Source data
....

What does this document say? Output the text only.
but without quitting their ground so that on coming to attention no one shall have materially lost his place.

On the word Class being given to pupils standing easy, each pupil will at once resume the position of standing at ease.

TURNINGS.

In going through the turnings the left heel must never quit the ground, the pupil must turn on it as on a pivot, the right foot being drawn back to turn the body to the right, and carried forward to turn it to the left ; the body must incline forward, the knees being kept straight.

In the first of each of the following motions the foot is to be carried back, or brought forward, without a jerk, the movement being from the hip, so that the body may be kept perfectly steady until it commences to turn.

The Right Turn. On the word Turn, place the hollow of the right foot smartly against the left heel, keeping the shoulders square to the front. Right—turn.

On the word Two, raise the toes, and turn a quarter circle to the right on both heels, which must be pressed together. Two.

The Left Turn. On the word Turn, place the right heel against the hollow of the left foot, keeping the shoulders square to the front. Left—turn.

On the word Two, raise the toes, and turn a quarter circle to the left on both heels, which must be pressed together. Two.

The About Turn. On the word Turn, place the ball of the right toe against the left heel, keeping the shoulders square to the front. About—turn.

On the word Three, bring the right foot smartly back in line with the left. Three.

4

....

▶ Problem
Pull out and copy each line containing the string "raise".

▶ Task solution
On the word Two, raise the toes, and turn a quarter circle to the right on both heels, which must be pressed together. Two.
On the word Two, raise the toes, and turn a quarter circle to the left on both heels, which must be pressed together. Two.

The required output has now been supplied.